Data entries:
<<<<

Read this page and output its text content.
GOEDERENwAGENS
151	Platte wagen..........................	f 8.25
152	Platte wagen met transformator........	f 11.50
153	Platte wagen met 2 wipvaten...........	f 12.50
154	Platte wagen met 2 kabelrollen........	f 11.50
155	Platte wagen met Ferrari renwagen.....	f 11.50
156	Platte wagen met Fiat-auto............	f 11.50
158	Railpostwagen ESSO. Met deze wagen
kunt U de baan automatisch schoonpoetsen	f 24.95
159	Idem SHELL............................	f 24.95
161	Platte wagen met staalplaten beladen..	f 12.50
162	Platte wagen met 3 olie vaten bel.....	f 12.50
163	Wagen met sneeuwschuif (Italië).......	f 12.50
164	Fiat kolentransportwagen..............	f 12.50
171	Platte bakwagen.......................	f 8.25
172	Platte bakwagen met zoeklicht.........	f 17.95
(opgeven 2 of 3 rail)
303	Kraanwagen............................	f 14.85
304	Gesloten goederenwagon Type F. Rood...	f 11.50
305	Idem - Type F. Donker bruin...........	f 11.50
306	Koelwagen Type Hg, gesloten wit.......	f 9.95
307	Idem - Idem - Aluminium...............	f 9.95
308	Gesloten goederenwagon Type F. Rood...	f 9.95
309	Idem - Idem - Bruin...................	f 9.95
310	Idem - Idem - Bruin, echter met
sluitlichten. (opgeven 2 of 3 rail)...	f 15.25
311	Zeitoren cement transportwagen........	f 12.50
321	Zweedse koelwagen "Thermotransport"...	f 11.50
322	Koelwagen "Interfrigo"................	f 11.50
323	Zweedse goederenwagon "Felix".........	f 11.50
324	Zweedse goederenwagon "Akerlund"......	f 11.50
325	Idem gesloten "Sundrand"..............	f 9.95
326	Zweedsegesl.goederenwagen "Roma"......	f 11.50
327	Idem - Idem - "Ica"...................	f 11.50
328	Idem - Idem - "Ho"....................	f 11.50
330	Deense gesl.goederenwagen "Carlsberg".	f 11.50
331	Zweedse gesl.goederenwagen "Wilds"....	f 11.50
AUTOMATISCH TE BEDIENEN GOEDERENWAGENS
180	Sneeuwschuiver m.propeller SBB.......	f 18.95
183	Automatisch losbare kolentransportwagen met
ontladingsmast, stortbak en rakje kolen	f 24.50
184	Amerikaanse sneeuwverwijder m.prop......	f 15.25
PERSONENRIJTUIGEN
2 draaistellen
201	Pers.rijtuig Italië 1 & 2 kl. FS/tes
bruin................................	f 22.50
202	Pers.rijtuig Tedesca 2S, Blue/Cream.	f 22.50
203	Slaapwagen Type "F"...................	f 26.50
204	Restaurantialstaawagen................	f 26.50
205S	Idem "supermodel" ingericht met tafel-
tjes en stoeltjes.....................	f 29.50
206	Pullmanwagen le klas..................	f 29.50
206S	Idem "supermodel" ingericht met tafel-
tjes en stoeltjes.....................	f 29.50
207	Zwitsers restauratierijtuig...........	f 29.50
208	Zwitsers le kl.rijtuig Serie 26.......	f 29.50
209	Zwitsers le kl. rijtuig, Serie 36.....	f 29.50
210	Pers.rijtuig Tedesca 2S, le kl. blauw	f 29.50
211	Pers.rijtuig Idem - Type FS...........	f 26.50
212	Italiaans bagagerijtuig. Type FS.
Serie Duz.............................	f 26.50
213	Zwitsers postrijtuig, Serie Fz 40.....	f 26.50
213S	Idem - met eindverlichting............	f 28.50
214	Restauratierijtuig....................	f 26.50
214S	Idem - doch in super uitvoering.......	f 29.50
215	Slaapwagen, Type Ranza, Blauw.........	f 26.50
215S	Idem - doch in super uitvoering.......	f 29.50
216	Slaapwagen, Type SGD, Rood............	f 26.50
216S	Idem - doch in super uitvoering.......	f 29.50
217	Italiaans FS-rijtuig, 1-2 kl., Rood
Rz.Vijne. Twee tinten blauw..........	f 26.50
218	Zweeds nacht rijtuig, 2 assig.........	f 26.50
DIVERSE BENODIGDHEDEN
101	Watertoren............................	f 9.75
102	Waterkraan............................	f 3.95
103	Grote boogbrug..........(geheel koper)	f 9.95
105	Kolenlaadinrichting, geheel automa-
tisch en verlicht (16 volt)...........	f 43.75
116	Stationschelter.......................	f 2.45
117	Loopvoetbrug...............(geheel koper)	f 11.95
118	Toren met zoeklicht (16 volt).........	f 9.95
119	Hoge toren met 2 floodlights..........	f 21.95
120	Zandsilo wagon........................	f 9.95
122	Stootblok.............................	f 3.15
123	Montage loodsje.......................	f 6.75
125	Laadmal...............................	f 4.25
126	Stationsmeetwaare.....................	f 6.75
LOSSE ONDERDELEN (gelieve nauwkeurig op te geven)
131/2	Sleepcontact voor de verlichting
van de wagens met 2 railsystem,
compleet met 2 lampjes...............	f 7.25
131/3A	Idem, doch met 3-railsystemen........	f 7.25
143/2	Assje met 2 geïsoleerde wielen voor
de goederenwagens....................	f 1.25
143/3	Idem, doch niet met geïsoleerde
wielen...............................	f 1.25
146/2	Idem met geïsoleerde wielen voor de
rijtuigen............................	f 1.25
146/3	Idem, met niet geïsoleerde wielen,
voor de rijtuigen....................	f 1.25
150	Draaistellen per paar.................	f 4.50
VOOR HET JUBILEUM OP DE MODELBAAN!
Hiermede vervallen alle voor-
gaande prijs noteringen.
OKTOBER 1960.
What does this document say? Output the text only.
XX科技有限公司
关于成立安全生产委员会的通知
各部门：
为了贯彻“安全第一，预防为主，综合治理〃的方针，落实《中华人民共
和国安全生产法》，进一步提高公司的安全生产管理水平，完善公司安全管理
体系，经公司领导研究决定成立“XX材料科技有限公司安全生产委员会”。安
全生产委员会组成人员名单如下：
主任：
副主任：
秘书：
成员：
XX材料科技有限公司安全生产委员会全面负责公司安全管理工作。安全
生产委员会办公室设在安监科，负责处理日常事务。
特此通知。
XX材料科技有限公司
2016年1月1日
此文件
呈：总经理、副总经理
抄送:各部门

>>>>

» Given instruction
Beginning with the line that contains "What does this", quote each line exactly through the last line of the entries above, and nothing beyond them.

» Worked solution
What does this document say? Output the text only.
XX科技有限公司
关于成立安全生产委员会的通知
各部门：
为了贯彻“安全第一，预防为主，综合治理〃的方针，落实《中华人民共
和国安全生产法》，进一步提高公司的安全生产管理水平，完善公司安全管理
体系，经公司领导研究决定成立“XX材料科技有限公司安全生产委员会”。安
全生产委员会组成人员名单如下：
主任：
副主任：
秘书：
成员：
XX材料科技有限公司安全生产委员会全面负责公司安全管理工作。安全
生产委员会办公室设在安监科，负责处理日常事务。
特此通知。
XX材料科技有限公司
2016年1月1日
此文件
呈：总经理、副总经理
抄送:各部门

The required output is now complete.